Only the pictures are omitted; repeat all other data exactly.

**** PROVIDED ENTRIES

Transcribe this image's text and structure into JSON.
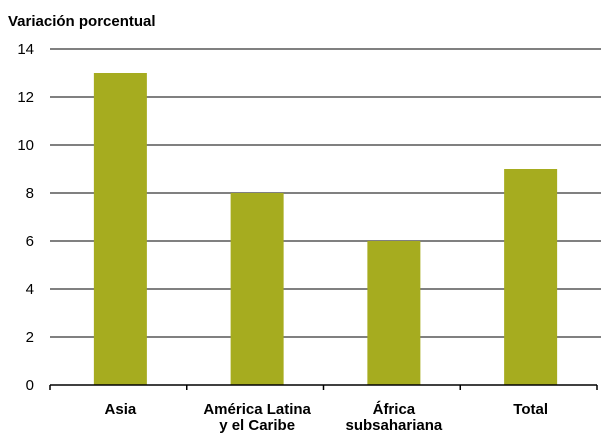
{
  "chart_data": {
    "type": "bar",
    "title": "",
    "xlabel": "",
    "ylabel": "Variación porcentual",
    "categories": [
      [
        "Asia"
      ],
      [
        "América Latina",
        "y el Caribe"
      ],
      [
        "África",
        "subsahariana"
      ],
      [
        "Total"
      ]
    ],
    "values": [
      13,
      8,
      6,
      9
    ],
    "ylim": [
      0,
      14
    ],
    "yticks": [
      0,
      2,
      4,
      6,
      8,
      10,
      12,
      14
    ],
    "grid": true,
    "legend": "none",
    "colors": {
      "bar": "#a6ac1f",
      "grid": "#000000",
      "text": "#000000"
    }
  }
}
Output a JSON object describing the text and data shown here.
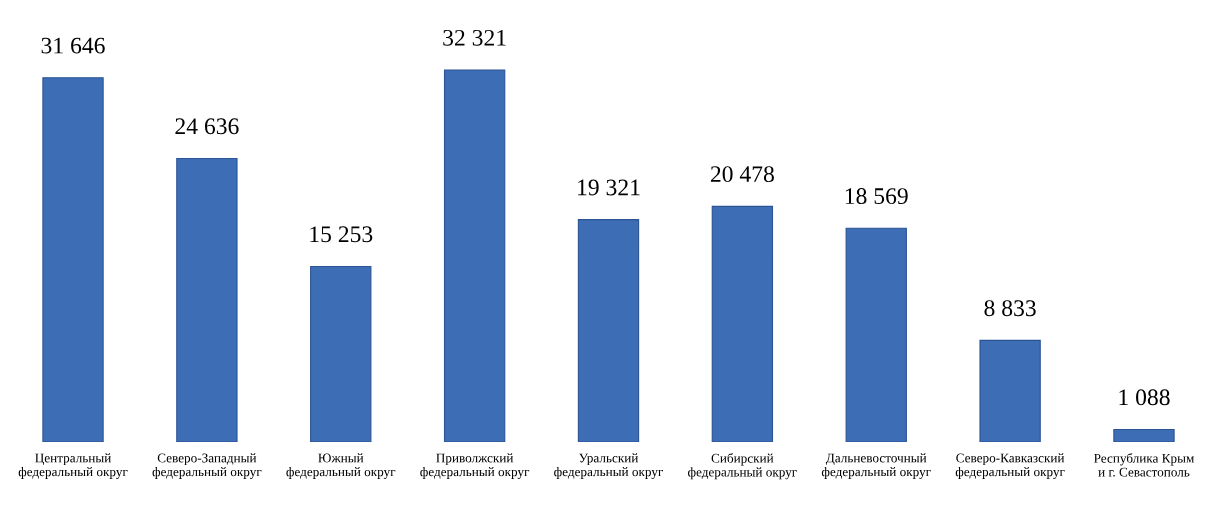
{
  "chart_data": {
    "type": "bar",
    "categories": [
      "Центральный\nфедеральный округ",
      "Северо-Западный\nфедеральный округ",
      "Южный\nфедеральный округ",
      "Приволжский\nфедеральный округ",
      "Уральский\nфедеральный округ",
      "Сибирский\nфедеральный округ",
      "Дальневосточный\nфедеральный округ",
      "Северо-Кавказский\nфедеральный округ",
      "Республика Крым\nи г. Севастополь"
    ],
    "values": [
      31646,
      24636,
      15253,
      32321,
      19321,
      20478,
      18569,
      8833,
      1088
    ],
    "value_labels": [
      "31 646",
      "24 636",
      "15 253",
      "32 321",
      "19 321",
      "20 478",
      "18 569",
      "8 833",
      "1 088"
    ],
    "color": "#3d6db4",
    "grid": false,
    "legend": false
  }
}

********

**SOLUTION:**
Transcribe this image's text and structure into JSON.
{
  "chart_data": {
    "type": "bar",
    "title": "",
    "xlabel": "",
    "ylabel": "Variación porcentual",
    "categories": [
      [
        "Asia"
      ],
      [
        "América Latina",
        "y el Caribe"
      ],
      [
        "África",
        "subsahariana"
      ],
      [
        "Total"
      ]
    ],
    "values": [
      13,
      8,
      6,
      9
    ],
    "ylim": [
      0,
      14
    ],
    "yticks": [
      0,
      2,
      4,
      6,
      8,
      10,
      12,
      14
    ],
    "grid": true,
    "legend": "none",
    "colors": {
      "bar": "#a6ac1f",
      "grid": "#000000",
      "text": "#000000"
    }
  }
}
Output a JSON object describing the text and data shown here.
{
  "chart_data": {
    "type": "bar",
    "categories": [
      "Центральный\nфедеральный округ",
      "Северо-Западный\nфедеральный округ",
      "Южный\nфедеральный округ",
      "Приволжский\nфедеральный округ",
      "Уральский\nфедеральный округ",
      "Сибирский\nфедеральный округ",
      "Дальневосточный\nфедеральный округ",
      "Северо-Кавказский\nфедеральный округ",
      "Республика Крым\nи г. Севастополь"
    ],
    "values": [
      31646,
      24636,
      15253,
      32321,
      19321,
      20478,
      18569,
      8833,
      1088
    ],
    "value_labels": [
      "31 646",
      "24 636",
      "15 253",
      "32 321",
      "19 321",
      "20 478",
      "18 569",
      "8 833",
      "1 088"
    ],
    "color": "#3d6db4",
    "grid": false,
    "legend": false
  }
}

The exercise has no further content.